(Data records)
☆ ☆ ☆ ☆ ☆

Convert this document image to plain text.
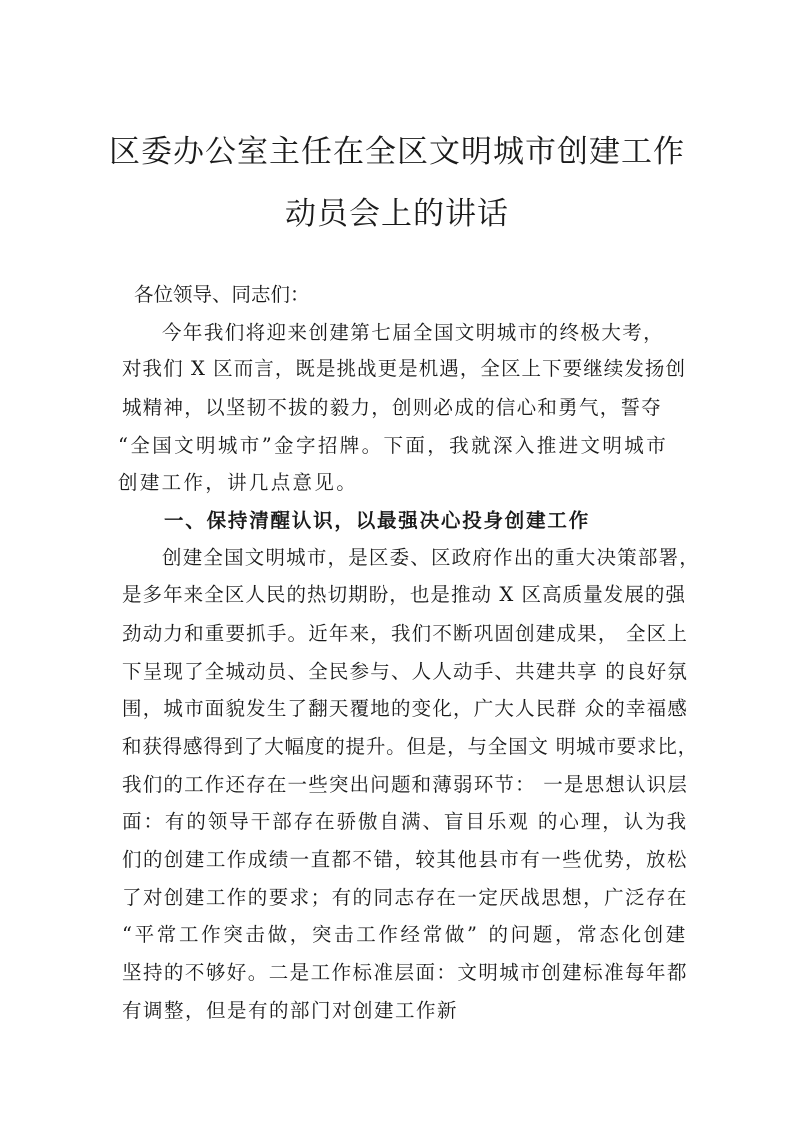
区委办公室主任在全区文明城市创建工作
动员会上的讲话
各位领导、同志们：
今年我们将迎来创建第七届全国文明城市的终极大考，
对我们 X 区而言，既是挑战更是机遇，全区上下要继续发扬创
城精神，以坚韧不拔的毅力，创则必成的信心和勇气，誓夺
“全国文明城市”金字招牌。下面，我就深入推进文明城市
创建工作，讲几点意见。
一、保持清醒认识，以最强决心投身创建工作
创建全国文明城市，是区委、区政府作出的重大决策部署，
是多年来全区人民的热切期盼，也是推动 X 区高质量发展的强
劲动力和重要抓手。近年来，我们不断巩固创建成果， 全区上
下呈现了全城动员、全民参与、人人动手、共建共享 的良好氛
围，城市面貌发生了翻天覆地的变化，广大人民群 众的幸福感
和获得感得到了大幅度的提升。但是，与全国文 明城市要求比，
我们的工作还存在一些突出问题和薄弱环节： 一是思想认识层
面：有的领导干部存在骄傲自满、盲目乐观 的心理，认为我
们的创建工作成绩一直都不错，较其他县市有一些优势，放松
了对创建工作的要求；有的同志存在一定厌战思想，广泛存在
“平常工作突击做，突击工作经常做” 的问题，常态化创建
坚持的不够好。二是工作标准层面：文明城市创建标准每年都
有调整，但是有的部门对创建工作新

☆ ☆ ☆ ☆ ☆

● **Your objective**
Restate the data above exactly, stripping out each image.

● **Solved exercise**
Convert this document image to plain text.
区委办公室主任在全区文明城市创建工作
动员会上的讲话
各位领导、同志们：
今年我们将迎来创建第七届全国文明城市的终极大考，
对我们 X 区而言，既是挑战更是机遇，全区上下要继续发扬创
城精神，以坚韧不拔的毅力，创则必成的信心和勇气，誓夺
“全国文明城市”金字招牌。下面，我就深入推进文明城市
创建工作，讲几点意见。
一、保持清醒认识，以最强决心投身创建工作
创建全国文明城市，是区委、区政府作出的重大决策部署，
是多年来全区人民的热切期盼，也是推动 X 区高质量发展的强
劲动力和重要抓手。近年来，我们不断巩固创建成果， 全区上
下呈现了全城动员、全民参与、人人动手、共建共享 的良好氛
围，城市面貌发生了翻天覆地的变化，广大人民群 众的幸福感
和获得感得到了大幅度的提升。但是，与全国文 明城市要求比，
我们的工作还存在一些突出问题和薄弱环节： 一是思想认识层
面：有的领导干部存在骄傲自满、盲目乐观 的心理，认为我
们的创建工作成绩一直都不错，较其他县市有一些优势，放松
了对创建工作的要求；有的同志存在一定厌战思想，广泛存在
“平常工作突击做，突击工作经常做” 的问题，常态化创建
坚持的不够好。二是工作标准层面：文明城市创建标准每年都
有调整，但是有的部门对创建工作新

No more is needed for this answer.